- **Directions for this task**: Reproduce the listing below in its entirety. Change nothing.

- **Entries shown**:
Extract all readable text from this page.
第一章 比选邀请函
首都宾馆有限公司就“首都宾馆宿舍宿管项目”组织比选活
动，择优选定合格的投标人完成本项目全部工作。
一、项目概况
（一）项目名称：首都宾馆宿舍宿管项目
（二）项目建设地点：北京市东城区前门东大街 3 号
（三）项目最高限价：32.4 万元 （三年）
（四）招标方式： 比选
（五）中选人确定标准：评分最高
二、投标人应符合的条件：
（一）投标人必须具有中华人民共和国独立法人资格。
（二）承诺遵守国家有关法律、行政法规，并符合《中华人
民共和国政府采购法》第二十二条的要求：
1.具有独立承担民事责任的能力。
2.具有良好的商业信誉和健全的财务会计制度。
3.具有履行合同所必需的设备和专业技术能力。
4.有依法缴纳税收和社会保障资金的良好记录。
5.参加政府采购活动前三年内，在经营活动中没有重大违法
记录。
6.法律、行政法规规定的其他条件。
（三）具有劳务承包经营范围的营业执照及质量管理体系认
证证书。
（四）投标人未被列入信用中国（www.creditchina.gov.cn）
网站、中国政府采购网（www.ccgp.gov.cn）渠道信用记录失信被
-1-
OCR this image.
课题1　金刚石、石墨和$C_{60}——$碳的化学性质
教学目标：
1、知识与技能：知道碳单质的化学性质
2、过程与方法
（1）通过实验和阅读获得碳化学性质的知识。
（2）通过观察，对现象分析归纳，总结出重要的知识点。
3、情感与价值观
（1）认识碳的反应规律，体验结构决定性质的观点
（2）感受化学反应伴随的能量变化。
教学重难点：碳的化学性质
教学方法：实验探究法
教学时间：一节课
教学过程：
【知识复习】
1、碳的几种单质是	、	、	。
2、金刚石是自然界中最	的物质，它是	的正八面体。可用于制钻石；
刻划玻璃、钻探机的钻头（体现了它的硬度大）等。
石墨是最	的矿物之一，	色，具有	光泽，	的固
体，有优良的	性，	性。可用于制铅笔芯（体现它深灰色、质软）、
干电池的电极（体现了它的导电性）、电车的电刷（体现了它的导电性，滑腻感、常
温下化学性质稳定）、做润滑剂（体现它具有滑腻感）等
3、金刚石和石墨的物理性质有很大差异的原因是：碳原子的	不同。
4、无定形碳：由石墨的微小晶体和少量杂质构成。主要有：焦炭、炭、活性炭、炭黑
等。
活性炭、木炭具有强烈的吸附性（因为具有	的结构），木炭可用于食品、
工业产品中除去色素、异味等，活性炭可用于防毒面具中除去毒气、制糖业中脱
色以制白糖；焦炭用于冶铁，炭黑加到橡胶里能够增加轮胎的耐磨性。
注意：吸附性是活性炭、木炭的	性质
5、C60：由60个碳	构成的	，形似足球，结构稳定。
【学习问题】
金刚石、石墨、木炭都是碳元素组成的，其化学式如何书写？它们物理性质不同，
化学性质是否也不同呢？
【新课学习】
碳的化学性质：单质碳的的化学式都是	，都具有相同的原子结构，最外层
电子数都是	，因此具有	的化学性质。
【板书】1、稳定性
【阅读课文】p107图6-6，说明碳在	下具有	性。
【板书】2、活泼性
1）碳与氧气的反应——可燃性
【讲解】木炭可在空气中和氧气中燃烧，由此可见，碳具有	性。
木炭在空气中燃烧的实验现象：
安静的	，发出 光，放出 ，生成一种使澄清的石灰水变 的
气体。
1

- **Exercise solution**:
Extract all readable text from this page.
第一章 比选邀请函
首都宾馆有限公司就“首都宾馆宿舍宿管项目”组织比选活
动，择优选定合格的投标人完成本项目全部工作。
一、项目概况
（一）项目名称：首都宾馆宿舍宿管项目
（二）项目建设地点：北京市东城区前门东大街 3 号
（三）项目最高限价：32.4 万元 （三年）
（四）招标方式： 比选
（五）中选人确定标准：评分最高
二、投标人应符合的条件：
（一）投标人必须具有中华人民共和国独立法人资格。
（二）承诺遵守国家有关法律、行政法规，并符合《中华人
民共和国政府采购法》第二十二条的要求：
1.具有独立承担民事责任的能力。
2.具有良好的商业信誉和健全的财务会计制度。
3.具有履行合同所必需的设备和专业技术能力。
4.有依法缴纳税收和社会保障资金的良好记录。
5.参加政府采购活动前三年内，在经营活动中没有重大违法
记录。
6.法律、行政法规规定的其他条件。
（三）具有劳务承包经营范围的营业执照及质量管理体系认
证证书。
（四）投标人未被列入信用中国（www.creditchina.gov.cn）
网站、中国政府采购网（www.ccgp.gov.cn）渠道信用记录失信被
-1-
OCR this image.
课题1　金刚石、石墨和$C_{60}——$碳的化学性质
教学目标：
1、知识与技能：知道碳单质的化学性质
2、过程与方法
（1）通过实验和阅读获得碳化学性质的知识。
（2）通过观察，对现象分析归纳，总结出重要的知识点。
3、情感与价值观
（1）认识碳的反应规律，体验结构决定性质的观点
（2）感受化学反应伴随的能量变化。
教学重难点：碳的化学性质
教学方法：实验探究法
教学时间：一节课
教学过程：
【知识复习】
1、碳的几种单质是	、	、	。
2、金刚石是自然界中最	的物质，它是	的正八面体。可用于制钻石；
刻划玻璃、钻探机的钻头（体现了它的硬度大）等。
石墨是最	的矿物之一，	色，具有	光泽，	的固
体，有优良的	性，	性。可用于制铅笔芯（体现它深灰色、质软）、
干电池的电极（体现了它的导电性）、电车的电刷（体现了它的导电性，滑腻感、常
温下化学性质稳定）、做润滑剂（体现它具有滑腻感）等
3、金刚石和石墨的物理性质有很大差异的原因是：碳原子的	不同。
4、无定形碳：由石墨的微小晶体和少量杂质构成。主要有：焦炭、炭、活性炭、炭黑
等。
活性炭、木炭具有强烈的吸附性（因为具有	的结构），木炭可用于食品、
工业产品中除去色素、异味等，活性炭可用于防毒面具中除去毒气、制糖业中脱
色以制白糖；焦炭用于冶铁，炭黑加到橡胶里能够增加轮胎的耐磨性。
注意：吸附性是活性炭、木炭的	性质
5、C60：由60个碳	构成的	，形似足球，结构稳定。
【学习问题】
金刚石、石墨、木炭都是碳元素组成的，其化学式如何书写？它们物理性质不同，
化学性质是否也不同呢？
【新课学习】
碳的化学性质：单质碳的的化学式都是	，都具有相同的原子结构，最外层
电子数都是	，因此具有	的化学性质。
【板书】1、稳定性
【阅读课文】p107图6-6，说明碳在	下具有	性。
【板书】2、活泼性
1）碳与氧气的反应——可燃性
【讲解】木炭可在空气中和氧气中燃烧，由此可见，碳具有	性。
木炭在空气中燃烧的实验现象：
安静的	，发出 光，放出 ，生成一种使澄清的石灰水变 的
气体。
1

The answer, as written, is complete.